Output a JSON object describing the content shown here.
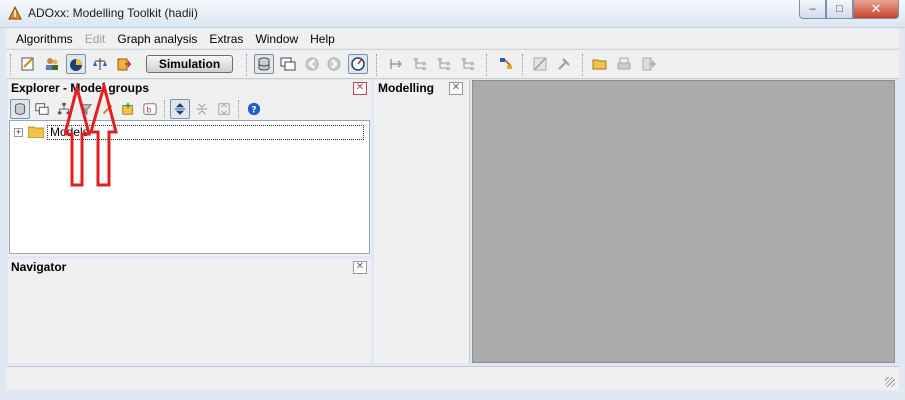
{
  "window": {
    "title": "ADOxx: Modelling Toolkit (hadii)",
    "controls": {
      "minimize": "–",
      "maximize": "□",
      "close": "✕"
    }
  },
  "menu": [
    {
      "label": "Algorithms",
      "enabled": true
    },
    {
      "label": "Edit",
      "enabled": false
    },
    {
      "label": "Graph analysis",
      "enabled": true
    },
    {
      "label": "Extras",
      "enabled": true
    },
    {
      "label": "Window",
      "enabled": true
    },
    {
      "label": "Help",
      "enabled": true
    }
  ],
  "toolbar": {
    "simulation_label": "Simulation",
    "icons": [
      "edit-model-icon",
      "users-icon",
      "model-analysis-icon",
      "comparison-icon",
      "export-icon",
      "model-db-icon",
      "windows-icon",
      "back-icon",
      "forward-icon",
      "navigate-icon",
      "flow-icon",
      "tree-icon",
      "tree-copy-icon",
      "tree-delete-icon",
      "graph-color-icon",
      "erase-icon",
      "tools-icon",
      "open-folder-icon",
      "print-icon",
      "exit-icon"
    ]
  },
  "explorer": {
    "title": "Explorer - Model groups",
    "tree": [
      {
        "label": "Models",
        "expanded": false
      }
    ]
  },
  "navigator": {
    "title": "Navigator"
  },
  "modelling": {
    "title": "Modelling"
  },
  "colors": {
    "workspace": "#ababab",
    "annotation": "#e02020",
    "accent": "#1f5fbf"
  }
}
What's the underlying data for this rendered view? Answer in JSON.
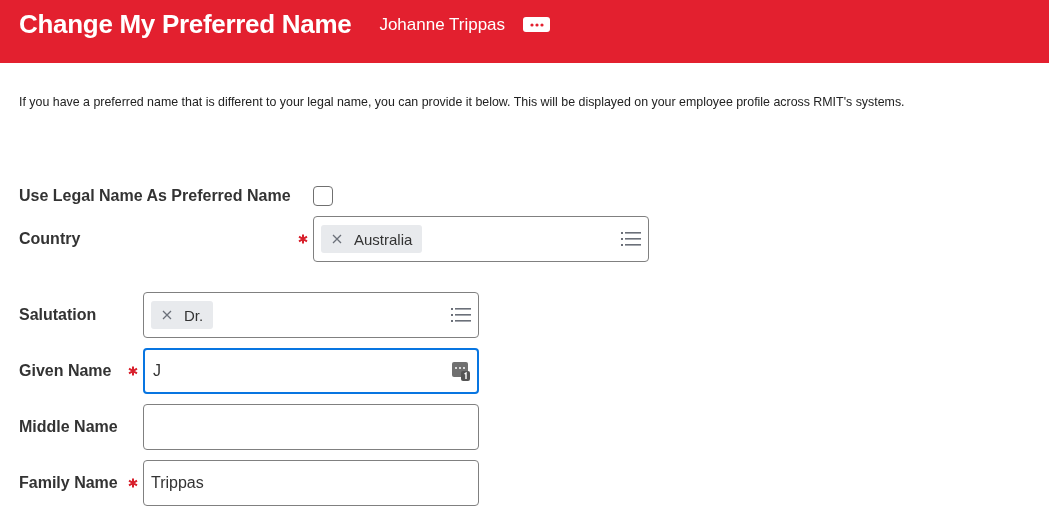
{
  "header": {
    "title": "Change My Preferred Name",
    "user_name": "Johanne Trippas"
  },
  "intro": "If you have a preferred name that is different to your legal name, you can provide it below. This will be displayed on your employee profile across RMIT's systems.",
  "legal_name_option": {
    "label": "Use Legal Name As Preferred Name",
    "checked": false
  },
  "country": {
    "kind": "select",
    "label": "Country",
    "required": true,
    "chips": [
      "Australia"
    ],
    "focused": false
  },
  "name_fields": [
    {
      "kind": "select",
      "label": "Salutation",
      "required": false,
      "chips": [
        "Dr."
      ],
      "focused": false
    },
    {
      "kind": "text",
      "label": "Given Name",
      "required": true,
      "value": "J",
      "focused": true
    },
    {
      "kind": "text",
      "label": "Middle Name",
      "required": false,
      "focused": false
    },
    {
      "kind": "text",
      "label": "Family Name",
      "required": true,
      "value": "Trippas",
      "focused": false
    }
  ]
}
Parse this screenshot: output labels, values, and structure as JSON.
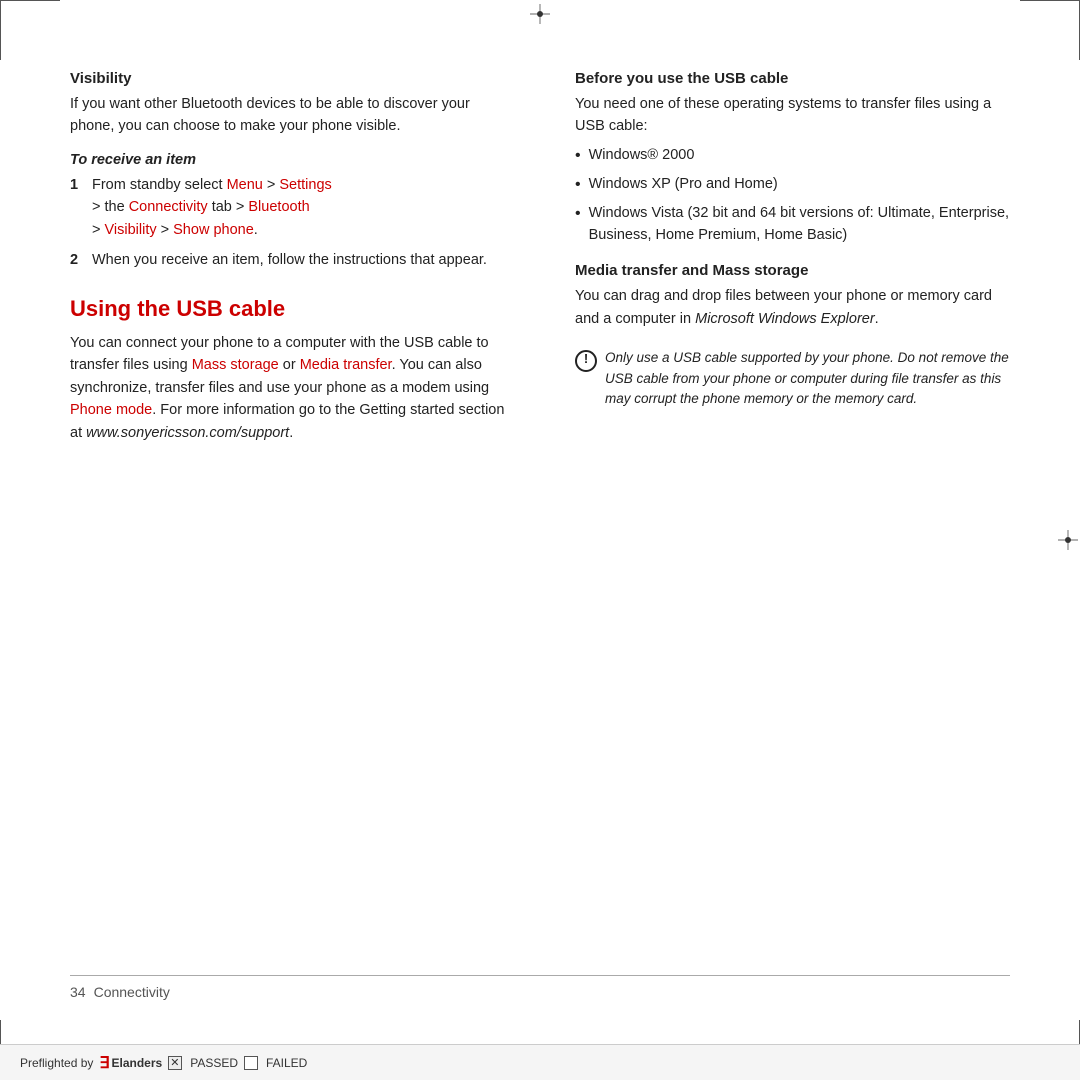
{
  "page": {
    "number": "34",
    "section": "Connectivity"
  },
  "preflight": {
    "label": "Preflighted by",
    "brand": "Elanders",
    "passed_label": "PASSED",
    "failed_label": "FAILED"
  },
  "left_column": {
    "visibility_heading": "Visibility",
    "visibility_body": "If you want other Bluetooth devices to be able to discover your phone, you can choose to make your phone visible.",
    "receive_item_heading": "To receive an item",
    "steps": [
      {
        "num": "1",
        "text_parts": [
          {
            "text": "From standby select ",
            "red": false
          },
          {
            "text": "Menu",
            "red": true
          },
          {
            "text": " > ",
            "red": false
          },
          {
            "text": "Settings",
            "red": true
          },
          {
            "text": " > the ",
            "red": false
          },
          {
            "text": "Connectivity",
            "red": true
          },
          {
            "text": " tab > ",
            "red": false
          },
          {
            "text": "Bluetooth",
            "red": true
          },
          {
            "text": " > ",
            "red": false
          },
          {
            "text": "Visibility",
            "red": true
          },
          {
            "text": " > ",
            "red": false
          },
          {
            "text": "Show phone",
            "red": true
          },
          {
            "text": ".",
            "red": false
          }
        ]
      },
      {
        "num": "2",
        "text": "When you receive an item, follow the instructions that appear."
      }
    ],
    "usb_title": "Using the USB cable",
    "usb_body_parts": [
      {
        "text": "You can connect your phone to a computer with the USB cable to transfer files using ",
        "red": false
      },
      {
        "text": "Mass storage",
        "red": true
      },
      {
        "text": " or ",
        "red": false
      },
      {
        "text": "Media transfer",
        "red": true
      },
      {
        "text": ". You can also synchronize, transfer files and use your phone as a modem using ",
        "red": false
      },
      {
        "text": "Phone mode",
        "red": true
      },
      {
        "text": ". For more information go to the Getting started section at ",
        "red": false
      },
      {
        "text": "www.sonyericsson.com/support",
        "red": false,
        "italic": true
      },
      {
        "text": ".",
        "red": false
      }
    ]
  },
  "right_column": {
    "before_usb_heading": "Before you use the USB cable",
    "before_usb_body": "You need one of these operating systems to transfer files using a USB cable:",
    "os_list": [
      "Windows® 2000",
      "Windows XP (Pro and Home)",
      "Windows Vista (32 bit and 64 bit versions of: Ultimate, Enterprise, Business, Home Premium, Home Basic)"
    ],
    "media_transfer_heading": "Media transfer and Mass storage",
    "media_transfer_body_parts": [
      {
        "text": "You can drag and drop files between your phone or memory card and a computer in ",
        "red": false
      },
      {
        "text": "Microsoft Windows Explorer",
        "red": false,
        "italic": true
      },
      {
        "text": ".",
        "red": false
      }
    ],
    "warning_text": "Only use a USB cable supported by your phone. Do not remove the USB cable from your phone or computer during file transfer as this may corrupt the phone memory or the memory card."
  }
}
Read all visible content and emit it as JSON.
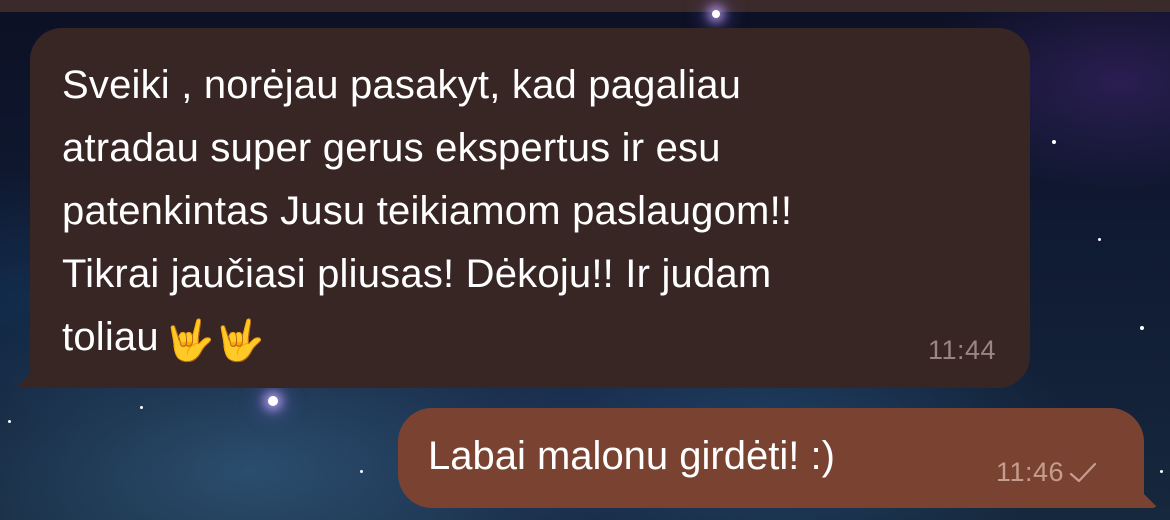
{
  "chat": {
    "messages": [
      {
        "direction": "incoming",
        "text": "Sveiki , norėjau pasakyt, kad pagaliau\natradau super gerus ekspertus ir esu\npatenkintas Jusu teikiamom paslaugom!!\nTikrai jaučiasi pliusas! Dėkoju!! Ir judam\ntoliau",
        "emoji": "🤟🤟",
        "time": "11:44"
      },
      {
        "direction": "outgoing",
        "text": "Labai malonu girdėti! :)",
        "time": "11:46",
        "status_icon": "single-check-icon"
      }
    ]
  },
  "colors": {
    "incoming_bubble": "#382625",
    "outgoing_bubble": "#7a4331",
    "text": "#ffffff",
    "incoming_time": "#9a8583",
    "outgoing_time": "#c59d8e"
  }
}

**What is needed:** Pick out all lines containing the string "content".

**Answer to the problem:**
Output a JSON object describing the content shown here.
Read all visible content and emit it as JSON.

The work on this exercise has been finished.